Required work: In the passage below on the 2023 G20 New Delhi summit, retype the section from "India's presidency began" up to and including "the wider universe.".

Extract provided:
The 2023 G20 New Delhi summit (Hindi: 2023 G20 नई दिल्ली शिखर सम्मेलन)  is the upcoming eighteenth meeting of Group of Twenty (G20), a summit scheduled to take place in International Exhibition-Convention Centre (IECC), Pragati Maidan, New Delhi in 2023. It is the first ever G20 summit to be hosted in India and also in South Asia .

Presidency 
The G20 New Delhi Summit will be chaired by the Indian Prime Minister, Narendra Modi.

India's presidency began on 1 December 2022, leading up to the summit in the third quarter of 2023. The presidency handover ceremony was held as an intimate event, in which the G20 Presidency gavel was transferred from Indonesian President Joko Widodo to Indian Prime Minister Narendra Modi at the close of the Bali summit. Indonesia held the presidency in 2022.

The India’s G20 Presidency would guide the work of the G20 under the theme of  - “Vasudhaiva Kutumbakam” or “One Earth · One Family · One Future” -  drawn from the Sanskrit phrase of the Maha Upanishad , which means "The World Is One Family". Essentially, the theme affirms the value of all life – human, animal, plant, and microorganisms – and their interconnectedness on the planet Earth and in the wider universe.

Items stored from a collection
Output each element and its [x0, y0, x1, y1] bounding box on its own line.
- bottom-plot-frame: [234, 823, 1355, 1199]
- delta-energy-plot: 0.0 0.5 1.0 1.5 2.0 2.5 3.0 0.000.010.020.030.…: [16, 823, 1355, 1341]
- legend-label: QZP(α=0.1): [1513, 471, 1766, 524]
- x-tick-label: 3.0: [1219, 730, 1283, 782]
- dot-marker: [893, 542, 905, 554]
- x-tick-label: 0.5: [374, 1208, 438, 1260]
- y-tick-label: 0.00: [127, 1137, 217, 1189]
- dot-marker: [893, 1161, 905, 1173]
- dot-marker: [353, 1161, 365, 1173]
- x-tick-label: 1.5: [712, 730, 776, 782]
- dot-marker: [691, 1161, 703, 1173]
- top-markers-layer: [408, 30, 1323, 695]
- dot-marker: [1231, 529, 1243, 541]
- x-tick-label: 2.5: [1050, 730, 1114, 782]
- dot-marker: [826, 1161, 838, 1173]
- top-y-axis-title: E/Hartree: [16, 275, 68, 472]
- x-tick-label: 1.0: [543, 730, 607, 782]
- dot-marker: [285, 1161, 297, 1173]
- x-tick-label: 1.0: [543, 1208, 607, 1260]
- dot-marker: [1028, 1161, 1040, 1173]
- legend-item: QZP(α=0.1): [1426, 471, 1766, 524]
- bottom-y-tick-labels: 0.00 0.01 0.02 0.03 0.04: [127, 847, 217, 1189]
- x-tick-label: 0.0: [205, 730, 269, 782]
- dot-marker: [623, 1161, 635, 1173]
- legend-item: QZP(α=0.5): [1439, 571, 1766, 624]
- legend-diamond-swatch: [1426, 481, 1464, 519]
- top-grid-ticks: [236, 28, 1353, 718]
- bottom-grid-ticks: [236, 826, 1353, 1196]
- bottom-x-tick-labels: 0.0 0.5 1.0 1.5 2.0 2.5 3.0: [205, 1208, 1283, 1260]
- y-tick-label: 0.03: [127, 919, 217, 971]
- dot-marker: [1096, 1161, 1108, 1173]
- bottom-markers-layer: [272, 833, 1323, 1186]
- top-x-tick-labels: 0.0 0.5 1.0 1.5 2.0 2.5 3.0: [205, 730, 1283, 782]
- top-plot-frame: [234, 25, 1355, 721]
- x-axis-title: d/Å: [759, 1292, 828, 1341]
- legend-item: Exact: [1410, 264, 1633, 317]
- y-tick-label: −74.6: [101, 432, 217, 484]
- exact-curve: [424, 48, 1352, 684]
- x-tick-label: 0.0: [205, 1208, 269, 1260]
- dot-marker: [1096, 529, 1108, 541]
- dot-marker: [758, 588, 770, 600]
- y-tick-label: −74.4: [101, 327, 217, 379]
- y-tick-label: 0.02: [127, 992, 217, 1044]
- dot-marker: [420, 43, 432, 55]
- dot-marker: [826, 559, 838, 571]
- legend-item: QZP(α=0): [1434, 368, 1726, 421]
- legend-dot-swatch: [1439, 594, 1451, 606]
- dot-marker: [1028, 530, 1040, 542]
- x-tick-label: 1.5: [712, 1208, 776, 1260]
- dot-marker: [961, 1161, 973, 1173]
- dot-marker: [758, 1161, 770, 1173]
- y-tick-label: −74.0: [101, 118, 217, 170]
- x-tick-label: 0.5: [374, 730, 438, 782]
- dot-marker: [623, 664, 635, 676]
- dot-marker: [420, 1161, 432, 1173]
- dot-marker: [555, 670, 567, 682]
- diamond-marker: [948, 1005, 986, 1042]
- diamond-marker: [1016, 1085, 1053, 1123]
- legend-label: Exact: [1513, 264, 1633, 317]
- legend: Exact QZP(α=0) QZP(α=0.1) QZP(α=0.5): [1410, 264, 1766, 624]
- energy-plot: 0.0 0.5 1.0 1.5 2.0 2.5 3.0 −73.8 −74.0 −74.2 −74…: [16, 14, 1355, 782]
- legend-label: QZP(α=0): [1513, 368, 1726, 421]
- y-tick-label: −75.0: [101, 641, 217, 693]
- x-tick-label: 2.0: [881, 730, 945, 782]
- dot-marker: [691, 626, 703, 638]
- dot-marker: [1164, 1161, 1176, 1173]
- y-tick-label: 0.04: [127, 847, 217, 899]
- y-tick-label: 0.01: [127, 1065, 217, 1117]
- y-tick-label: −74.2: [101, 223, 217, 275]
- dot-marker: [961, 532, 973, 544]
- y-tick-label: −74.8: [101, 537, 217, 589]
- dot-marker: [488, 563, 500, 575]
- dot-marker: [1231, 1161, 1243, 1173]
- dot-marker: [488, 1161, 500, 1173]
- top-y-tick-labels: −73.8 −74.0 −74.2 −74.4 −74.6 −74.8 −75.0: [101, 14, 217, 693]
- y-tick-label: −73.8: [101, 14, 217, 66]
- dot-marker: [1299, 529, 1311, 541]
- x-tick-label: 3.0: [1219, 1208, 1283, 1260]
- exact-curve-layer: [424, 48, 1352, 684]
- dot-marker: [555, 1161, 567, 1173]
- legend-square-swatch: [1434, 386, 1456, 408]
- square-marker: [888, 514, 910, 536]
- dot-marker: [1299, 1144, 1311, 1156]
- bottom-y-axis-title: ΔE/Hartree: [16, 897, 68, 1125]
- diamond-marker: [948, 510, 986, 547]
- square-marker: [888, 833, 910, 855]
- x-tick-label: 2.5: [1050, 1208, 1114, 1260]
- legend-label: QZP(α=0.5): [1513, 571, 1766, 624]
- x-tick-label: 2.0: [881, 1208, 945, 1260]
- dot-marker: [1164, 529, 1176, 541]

Task result:
India's presidency began on 1 December 2022, leading up to the summit in the third quarter of 2023. The presidency handover ceremony was held as an intimate event, in which the G20 Presidency gavel was transferred from Indonesian President Joko Widodo to Indian Prime Minister Narendra Modi at the close of the Bali summit. Indonesia held the presidency in 2022.

The India’s G20 Presidency would guide the work of the G20 under the theme of  - “Vasudhaiva Kutumbakam” or “One Earth · One Family · One Future” -  drawn from the Sanskrit phrase of the Maha Upanishad , which means "The World Is One Family". Essentially, the theme affirms the value of all life – human, animal, plant, and microorganisms – and their interconnectedness on the planet Earth and in the wider universe.